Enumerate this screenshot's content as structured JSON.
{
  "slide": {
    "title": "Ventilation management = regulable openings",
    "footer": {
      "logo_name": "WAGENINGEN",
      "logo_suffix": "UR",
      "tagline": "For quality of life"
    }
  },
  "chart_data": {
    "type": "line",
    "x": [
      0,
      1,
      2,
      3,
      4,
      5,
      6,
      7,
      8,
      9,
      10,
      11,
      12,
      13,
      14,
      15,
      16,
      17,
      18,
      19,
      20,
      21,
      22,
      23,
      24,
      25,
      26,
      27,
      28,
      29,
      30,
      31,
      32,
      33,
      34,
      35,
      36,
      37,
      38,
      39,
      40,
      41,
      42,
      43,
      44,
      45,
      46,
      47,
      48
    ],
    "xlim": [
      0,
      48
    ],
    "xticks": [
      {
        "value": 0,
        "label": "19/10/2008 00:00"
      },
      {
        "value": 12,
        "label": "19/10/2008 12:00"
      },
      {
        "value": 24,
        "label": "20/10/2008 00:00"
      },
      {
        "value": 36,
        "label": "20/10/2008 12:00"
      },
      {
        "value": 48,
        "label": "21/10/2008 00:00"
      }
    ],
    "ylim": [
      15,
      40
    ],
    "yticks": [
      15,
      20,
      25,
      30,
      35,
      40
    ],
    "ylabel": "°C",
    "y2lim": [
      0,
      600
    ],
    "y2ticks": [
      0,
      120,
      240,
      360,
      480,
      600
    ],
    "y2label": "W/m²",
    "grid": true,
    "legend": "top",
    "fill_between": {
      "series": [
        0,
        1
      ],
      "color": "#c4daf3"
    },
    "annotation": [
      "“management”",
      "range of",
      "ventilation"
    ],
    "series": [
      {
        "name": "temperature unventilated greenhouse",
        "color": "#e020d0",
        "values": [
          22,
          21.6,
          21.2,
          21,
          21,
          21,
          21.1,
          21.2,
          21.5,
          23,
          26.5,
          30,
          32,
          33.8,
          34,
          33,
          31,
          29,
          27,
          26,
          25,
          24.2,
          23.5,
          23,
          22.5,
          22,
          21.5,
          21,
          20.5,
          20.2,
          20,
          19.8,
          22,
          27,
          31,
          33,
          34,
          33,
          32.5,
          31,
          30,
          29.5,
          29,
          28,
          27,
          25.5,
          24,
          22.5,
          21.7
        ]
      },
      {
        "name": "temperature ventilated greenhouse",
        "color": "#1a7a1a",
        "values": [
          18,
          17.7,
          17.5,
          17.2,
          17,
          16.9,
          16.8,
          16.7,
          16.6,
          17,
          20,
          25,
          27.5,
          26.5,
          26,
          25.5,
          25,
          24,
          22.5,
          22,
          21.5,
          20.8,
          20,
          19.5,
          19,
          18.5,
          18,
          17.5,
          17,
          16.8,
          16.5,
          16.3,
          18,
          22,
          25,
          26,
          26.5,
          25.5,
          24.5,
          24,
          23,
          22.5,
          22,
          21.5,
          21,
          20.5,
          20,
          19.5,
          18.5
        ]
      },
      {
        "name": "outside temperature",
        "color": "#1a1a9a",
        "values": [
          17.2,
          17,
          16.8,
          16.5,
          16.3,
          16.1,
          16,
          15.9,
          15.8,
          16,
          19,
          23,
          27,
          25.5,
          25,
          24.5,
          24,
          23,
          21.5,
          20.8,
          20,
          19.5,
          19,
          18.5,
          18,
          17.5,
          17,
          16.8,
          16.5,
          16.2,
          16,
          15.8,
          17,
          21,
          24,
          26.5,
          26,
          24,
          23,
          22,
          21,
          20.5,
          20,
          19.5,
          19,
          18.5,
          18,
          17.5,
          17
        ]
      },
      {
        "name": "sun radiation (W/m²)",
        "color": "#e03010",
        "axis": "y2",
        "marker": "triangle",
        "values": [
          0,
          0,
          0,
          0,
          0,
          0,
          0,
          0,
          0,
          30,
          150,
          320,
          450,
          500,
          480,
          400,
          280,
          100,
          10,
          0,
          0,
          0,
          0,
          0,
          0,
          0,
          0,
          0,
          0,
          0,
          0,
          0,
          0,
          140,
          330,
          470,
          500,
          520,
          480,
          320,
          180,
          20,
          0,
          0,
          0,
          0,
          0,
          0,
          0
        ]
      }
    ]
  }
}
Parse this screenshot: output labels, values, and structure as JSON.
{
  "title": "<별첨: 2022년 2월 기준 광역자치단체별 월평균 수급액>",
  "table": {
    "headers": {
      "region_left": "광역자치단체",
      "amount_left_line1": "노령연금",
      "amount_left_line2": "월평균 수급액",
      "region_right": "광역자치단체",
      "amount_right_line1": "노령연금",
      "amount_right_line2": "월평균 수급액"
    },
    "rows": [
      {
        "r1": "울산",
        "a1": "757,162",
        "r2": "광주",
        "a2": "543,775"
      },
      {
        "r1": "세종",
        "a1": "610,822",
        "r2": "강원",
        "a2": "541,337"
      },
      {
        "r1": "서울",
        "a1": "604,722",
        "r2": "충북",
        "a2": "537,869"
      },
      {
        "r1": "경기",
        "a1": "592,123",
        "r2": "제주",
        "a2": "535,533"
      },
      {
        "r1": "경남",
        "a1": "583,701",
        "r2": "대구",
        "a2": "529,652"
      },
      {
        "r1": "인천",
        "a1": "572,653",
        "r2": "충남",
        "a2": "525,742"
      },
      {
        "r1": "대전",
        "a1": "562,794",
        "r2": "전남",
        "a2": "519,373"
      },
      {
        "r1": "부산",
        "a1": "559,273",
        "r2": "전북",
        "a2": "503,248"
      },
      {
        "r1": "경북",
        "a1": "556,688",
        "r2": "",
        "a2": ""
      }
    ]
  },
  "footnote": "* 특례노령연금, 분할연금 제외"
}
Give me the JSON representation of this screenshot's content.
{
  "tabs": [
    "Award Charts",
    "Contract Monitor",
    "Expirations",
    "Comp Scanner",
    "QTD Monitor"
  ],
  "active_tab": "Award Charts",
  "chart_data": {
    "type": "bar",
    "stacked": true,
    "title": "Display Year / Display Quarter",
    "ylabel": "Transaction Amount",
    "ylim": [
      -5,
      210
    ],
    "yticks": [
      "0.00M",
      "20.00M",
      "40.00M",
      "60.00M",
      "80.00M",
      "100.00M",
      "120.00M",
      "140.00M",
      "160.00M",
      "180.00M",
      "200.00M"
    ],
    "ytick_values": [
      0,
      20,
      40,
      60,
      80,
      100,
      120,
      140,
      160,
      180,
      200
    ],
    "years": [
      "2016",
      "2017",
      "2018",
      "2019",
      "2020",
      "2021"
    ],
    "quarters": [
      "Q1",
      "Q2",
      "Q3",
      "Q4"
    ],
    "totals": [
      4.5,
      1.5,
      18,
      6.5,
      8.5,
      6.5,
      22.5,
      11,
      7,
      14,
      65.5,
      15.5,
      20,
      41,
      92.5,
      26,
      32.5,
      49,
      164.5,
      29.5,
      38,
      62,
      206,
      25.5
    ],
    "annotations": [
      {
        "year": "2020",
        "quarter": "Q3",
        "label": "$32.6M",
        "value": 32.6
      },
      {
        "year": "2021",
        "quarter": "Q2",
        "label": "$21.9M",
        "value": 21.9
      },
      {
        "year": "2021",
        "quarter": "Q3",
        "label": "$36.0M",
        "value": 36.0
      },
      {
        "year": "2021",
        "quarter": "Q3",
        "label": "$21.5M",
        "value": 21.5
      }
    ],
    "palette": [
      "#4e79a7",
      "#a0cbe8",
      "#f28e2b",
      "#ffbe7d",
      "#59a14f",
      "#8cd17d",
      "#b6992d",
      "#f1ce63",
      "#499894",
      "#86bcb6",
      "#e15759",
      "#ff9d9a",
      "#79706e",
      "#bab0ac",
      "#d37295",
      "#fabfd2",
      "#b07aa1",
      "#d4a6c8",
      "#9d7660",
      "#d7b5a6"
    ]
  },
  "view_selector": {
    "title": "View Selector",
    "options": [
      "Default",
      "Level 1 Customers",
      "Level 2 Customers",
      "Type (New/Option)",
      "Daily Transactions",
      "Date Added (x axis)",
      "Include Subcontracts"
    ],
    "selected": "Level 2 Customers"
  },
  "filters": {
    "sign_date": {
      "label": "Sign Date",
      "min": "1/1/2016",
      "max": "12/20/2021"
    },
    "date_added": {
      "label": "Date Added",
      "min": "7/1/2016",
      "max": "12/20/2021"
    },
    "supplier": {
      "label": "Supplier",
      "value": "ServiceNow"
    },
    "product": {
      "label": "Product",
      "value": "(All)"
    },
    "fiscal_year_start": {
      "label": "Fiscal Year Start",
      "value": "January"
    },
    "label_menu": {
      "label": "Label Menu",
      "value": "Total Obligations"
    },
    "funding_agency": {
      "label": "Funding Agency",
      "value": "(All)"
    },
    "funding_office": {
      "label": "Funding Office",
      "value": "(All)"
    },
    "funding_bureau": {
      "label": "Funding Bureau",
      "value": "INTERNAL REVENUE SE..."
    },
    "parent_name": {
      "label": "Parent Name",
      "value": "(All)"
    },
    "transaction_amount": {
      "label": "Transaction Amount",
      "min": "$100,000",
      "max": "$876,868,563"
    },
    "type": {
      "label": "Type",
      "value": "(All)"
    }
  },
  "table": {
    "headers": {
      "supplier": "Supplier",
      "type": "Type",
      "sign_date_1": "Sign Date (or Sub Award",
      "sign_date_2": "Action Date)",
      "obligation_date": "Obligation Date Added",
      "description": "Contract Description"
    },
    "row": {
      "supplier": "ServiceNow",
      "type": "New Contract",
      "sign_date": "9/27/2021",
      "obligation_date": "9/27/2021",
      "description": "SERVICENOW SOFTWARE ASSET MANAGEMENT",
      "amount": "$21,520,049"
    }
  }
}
-----
Read the entries and pick out all lines that include the word "title".

    "title": "Ventilation management = regulable openings",
  "title": "<별첨: 2022년 2월 기준 광역자치단체별 월평균 수급액>",
    "title": "Display Year / Display Quarter",
    "title": "View Selector",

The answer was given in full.